The request – Look through the lines below and extract each one that contains "values".

[Saved entries]

+ + + + + + +

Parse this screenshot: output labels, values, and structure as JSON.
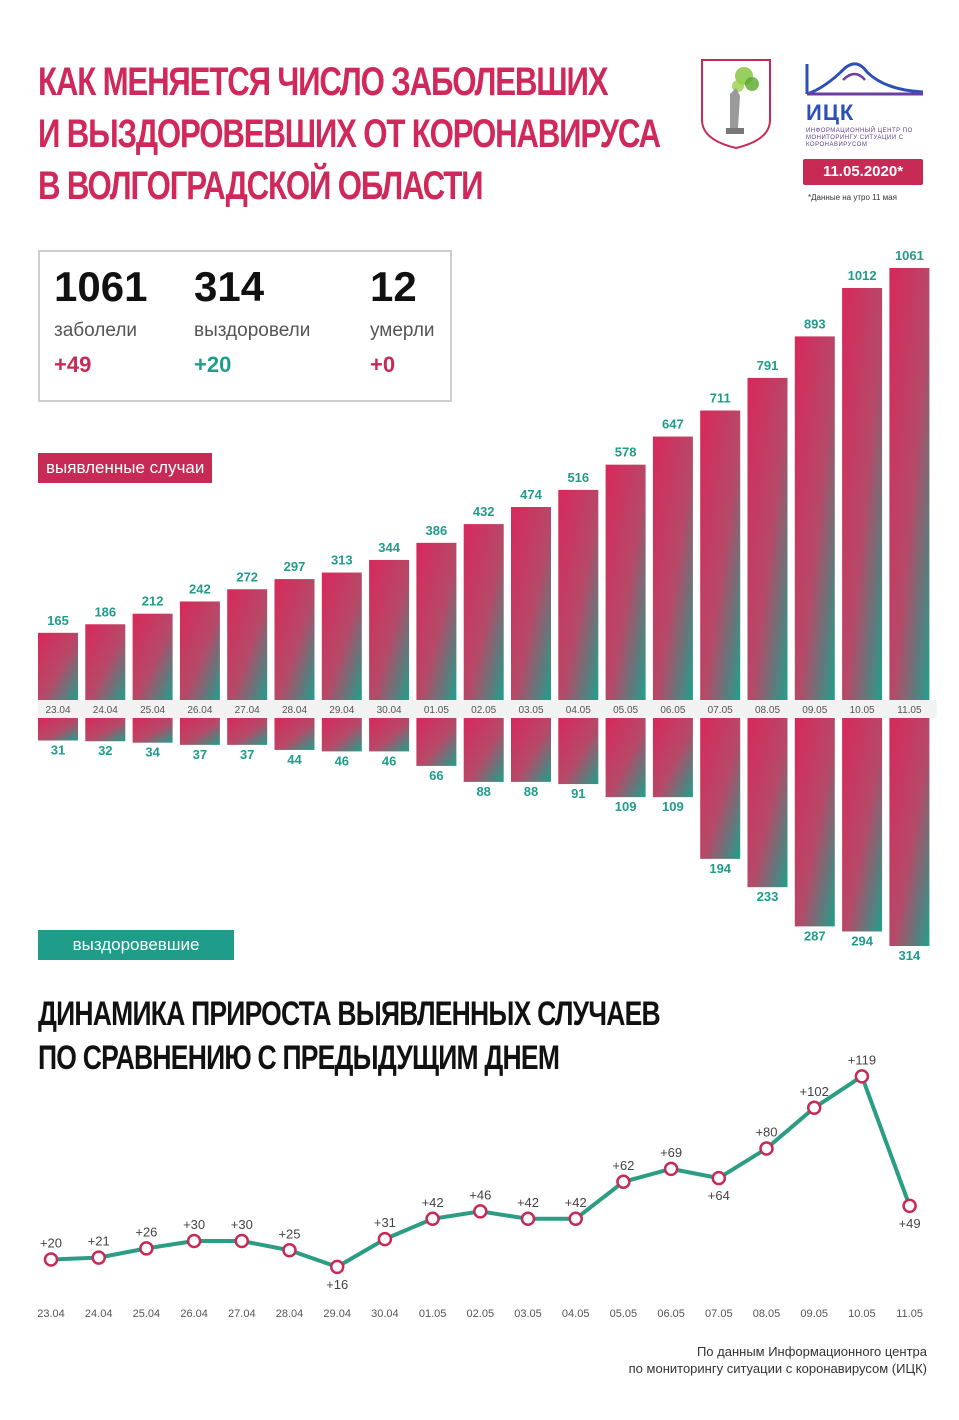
{
  "header": {
    "title_lines": [
      "КАК МЕНЯЕТСЯ ЧИСЛО ЗАБОЛЕВШИХ",
      "И ВЫЗДОРОВЕВШИХ ОТ КОРОНАВИРУСА",
      "В ВОЛГОГРАДСКОЙ ОБЛАСТИ"
    ],
    "logo_name": "ИЦК",
    "logo_subtitle": "ИНФОРМАЦИОННЫЙ ЦЕНТР ПО МОНИТОРИНГУ СИТУАЦИИ С КОРОНАВИРУСОМ",
    "date": "11.05.2020*",
    "date_note": "*Данные на утро 11 мая",
    "emblem_icon": "volgograd-emblem-icon",
    "logo_icon": "mountain-logo-icon"
  },
  "stats": [
    {
      "value": "1061",
      "label": "заболели",
      "delta": "+49"
    },
    {
      "value": "314",
      "label": "выздоровели",
      "delta": "+20"
    },
    {
      "value": "12",
      "label": "умерли",
      "delta": "+0"
    }
  ],
  "labels": {
    "cases": "выявленные случаи",
    "recovered": "выздоровевшие"
  },
  "line_title": [
    "ДИНАМИКА ПРИРОСТА ВЫЯВЛЕННЫХ СЛУЧАЕВ",
    "ПО СРАВНЕНИЮ С ПРЕДЫДУЩИМ ДНЕМ"
  ],
  "source_lines": [
    "По данным Информационного центра",
    "по мониторингу ситуации с коронавирусом (ИЦК)"
  ],
  "colors": {
    "pink": "#c72a55",
    "teal": "#1f9d8a",
    "line": "#2a9d84",
    "marker": "#c72a55"
  },
  "chart_data": [
    {
      "type": "bar",
      "categories": [
        "23.04",
        "24.04",
        "25.04",
        "26.04",
        "27.04",
        "28.04",
        "29.04",
        "30.04",
        "01.05",
        "02.05",
        "03.05",
        "04.05",
        "05.05",
        "06.05",
        "07.05",
        "08.05",
        "09.05",
        "10.05",
        "11.05"
      ],
      "series": [
        {
          "name": "выявленные случаи",
          "values": [
            165,
            186,
            212,
            242,
            272,
            297,
            313,
            344,
            386,
            432,
            474,
            516,
            578,
            647,
            711,
            791,
            893,
            1012,
            1061
          ]
        },
        {
          "name": "выздоровевшие",
          "values": [
            31,
            32,
            34,
            37,
            37,
            44,
            46,
            46,
            66,
            88,
            88,
            91,
            109,
            109,
            194,
            233,
            287,
            294,
            314
          ]
        }
      ]
    },
    {
      "type": "line",
      "categories": [
        "23.04",
        "24.04",
        "25.04",
        "26.04",
        "27.04",
        "28.04",
        "29.04",
        "30.04",
        "01.05",
        "02.05",
        "03.05",
        "04.05",
        "05.05",
        "06.05",
        "07.05",
        "08.05",
        "09.05",
        "10.05",
        "11.05"
      ],
      "values": [
        20,
        21,
        26,
        30,
        30,
        25,
        16,
        31,
        42,
        46,
        42,
        42,
        62,
        69,
        64,
        80,
        102,
        119,
        49
      ],
      "labels": [
        "+20",
        "+21",
        "+26",
        "+30",
        "+30",
        "+25",
        "+16",
        "+31",
        "+42",
        "+46",
        "+42",
        "+42",
        "+62",
        "+69",
        "+64",
        "+80",
        "+102",
        "+119",
        "+49"
      ]
    }
  ]
}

+ + + + + + +

In response –
Parse this screenshot: output labels, values, and structure as JSON.
          "values": [
          "values": [
      "values": [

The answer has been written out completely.